Instructions for the task. Copy the records that follow exactly as written, but not their pictures.

Recorded data.

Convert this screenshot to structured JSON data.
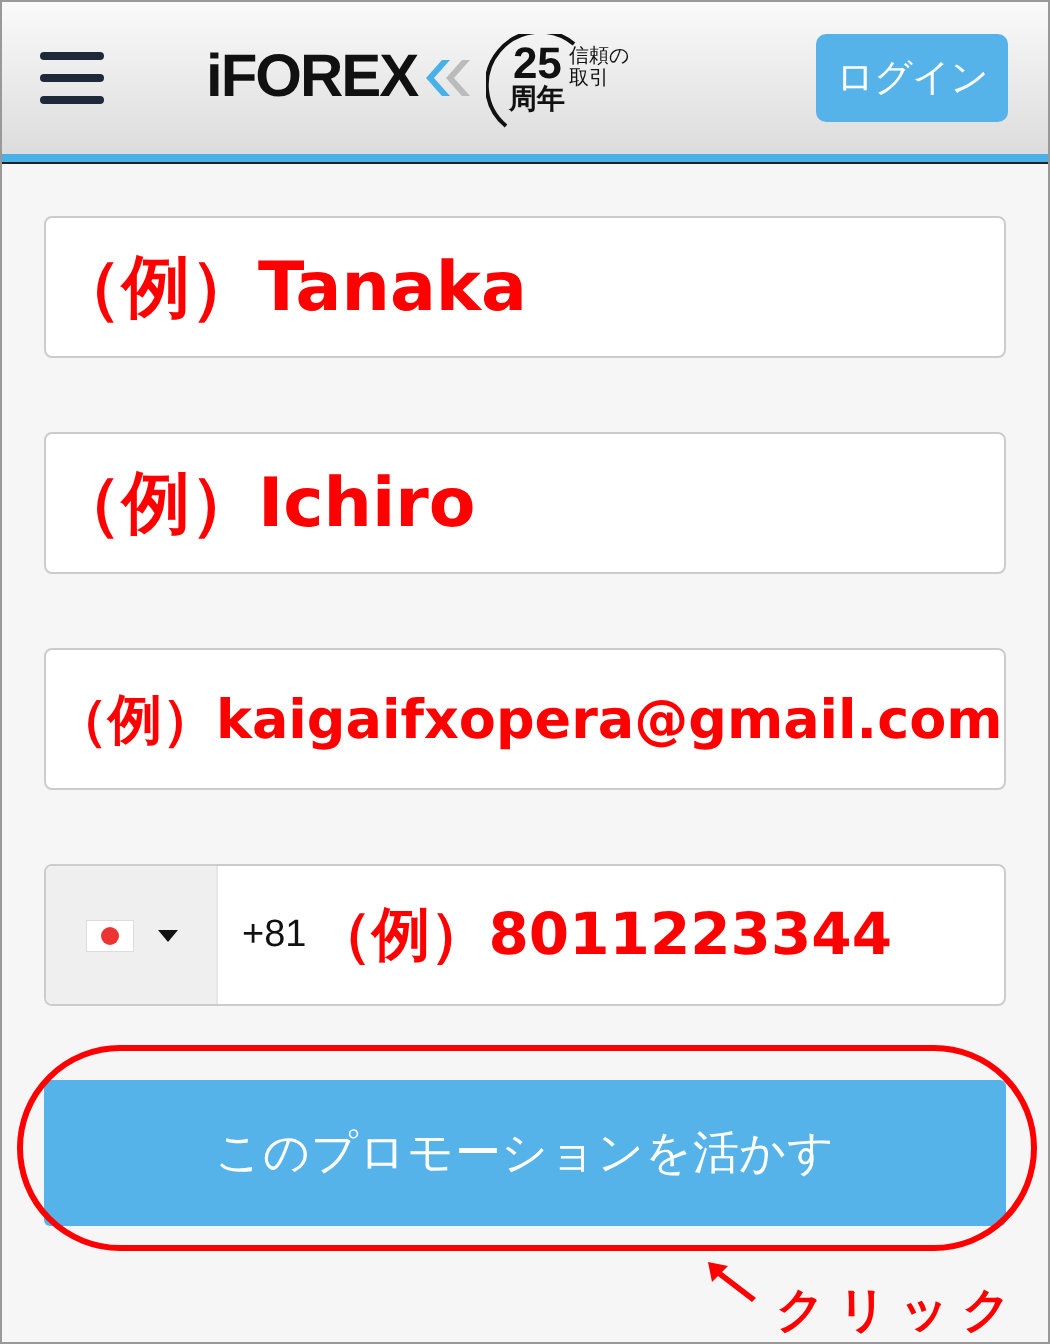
{
  "header": {
    "logo": {
      "brand": "iFOREX",
      "badge_number": "25",
      "badge_unit": "周年",
      "badge_caption_1": "信頼の",
      "badge_caption_2": "取引"
    },
    "login_button": "ログイン"
  },
  "fields": [
    {
      "kind": "text",
      "value": "（例）Tanaka"
    },
    {
      "kind": "text",
      "value": "（例）Ichiro"
    },
    {
      "kind": "text",
      "value": "（例）kaigaifxopera@gmail.com"
    },
    {
      "kind": "phone",
      "dial_code": "+81",
      "value": "（例）8011223344"
    }
  ],
  "submit_button": "このプロモーションを活かす",
  "annotation": {
    "label": "クリック"
  }
}
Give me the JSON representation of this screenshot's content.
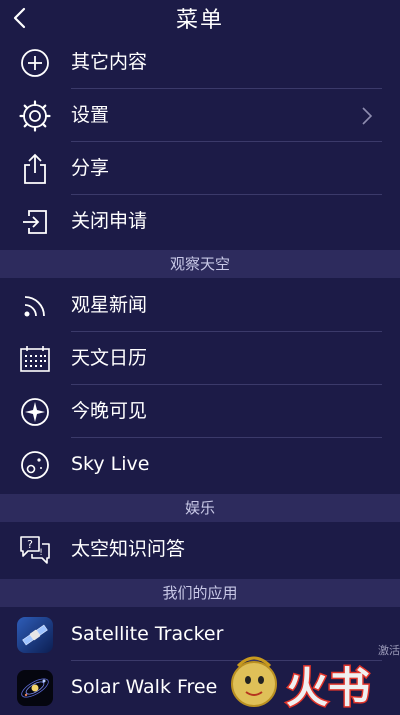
{
  "header": {
    "title": "菜单",
    "back_icon": "chevron-left-icon"
  },
  "menu_items": [
    {
      "label": "其它内容",
      "icon": "plus-circle-icon"
    },
    {
      "label": "设置",
      "icon": "gear-icon"
    },
    {
      "label": "分享",
      "icon": "share-icon"
    },
    {
      "label": "关闭申请",
      "icon": "exit-icon"
    }
  ],
  "sections": {
    "observe": "观察天空",
    "entertainment": "娱乐",
    "apps": "我们的应用"
  },
  "observe_items": [
    {
      "label": "观星新闻",
      "icon": "rss-icon"
    },
    {
      "label": "天文日历",
      "icon": "calendar-icon"
    },
    {
      "label": "今晚可见",
      "icon": "compass-star-icon"
    },
    {
      "label": "Sky Live",
      "icon": "planet-icon"
    }
  ],
  "entertainment_items": [
    {
      "label": "太空知识问答",
      "icon": "quiz-bubble-icon"
    }
  ],
  "app_items": [
    {
      "label": "Satellite Tracker",
      "icon": "satellite-app-icon"
    },
    {
      "label": "Solar Walk Free",
      "icon": "solar-walk-app-icon"
    }
  ],
  "watermark": {
    "text": "火书",
    "side_text": "激活 转到"
  },
  "colors": {
    "background": "#1c1b47",
    "section_bg": "#2d2b5d",
    "divider": "#3b3a6a",
    "text": "#ffffff"
  }
}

Solved problem.
Convert this screenshot to structured JSON data.
{
  "header": {
    "logo": {
      "brand": "iFOREX",
      "badge_number": "25",
      "badge_unit": "周年",
      "badge_caption_1": "信頼の",
      "badge_caption_2": "取引"
    },
    "login_button": "ログイン"
  },
  "fields": [
    {
      "kind": "text",
      "value": "（例）Tanaka"
    },
    {
      "kind": "text",
      "value": "（例）Ichiro"
    },
    {
      "kind": "text",
      "value": "（例）kaigaifxopera@gmail.com"
    },
    {
      "kind": "phone",
      "dial_code": "+81",
      "value": "（例）8011223344"
    }
  ],
  "submit_button": "このプロモーションを活かす",
  "annotation": {
    "label": "クリック"
  }
}
Give me the JSON representation of this screenshot's content.
{
  "header": {
    "title": "菜单",
    "back_icon": "chevron-left-icon"
  },
  "menu_items": [
    {
      "label": "其它内容",
      "icon": "plus-circle-icon"
    },
    {
      "label": "设置",
      "icon": "gear-icon"
    },
    {
      "label": "分享",
      "icon": "share-icon"
    },
    {
      "label": "关闭申请",
      "icon": "exit-icon"
    }
  ],
  "sections": {
    "observe": "观察天空",
    "entertainment": "娱乐",
    "apps": "我们的应用"
  },
  "observe_items": [
    {
      "label": "观星新闻",
      "icon": "rss-icon"
    },
    {
      "label": "天文日历",
      "icon": "calendar-icon"
    },
    {
      "label": "今晚可见",
      "icon": "compass-star-icon"
    },
    {
      "label": "Sky Live",
      "icon": "planet-icon"
    }
  ],
  "entertainment_items": [
    {
      "label": "太空知识问答",
      "icon": "quiz-bubble-icon"
    }
  ],
  "app_items": [
    {
      "label": "Satellite Tracker",
      "icon": "satellite-app-icon"
    },
    {
      "label": "Solar Walk Free",
      "icon": "solar-walk-app-icon"
    }
  ],
  "watermark": {
    "text": "火书",
    "side_text": "激活 转到"
  },
  "colors": {
    "background": "#1c1b47",
    "section_bg": "#2d2b5d",
    "divider": "#3b3a6a",
    "text": "#ffffff"
  }
}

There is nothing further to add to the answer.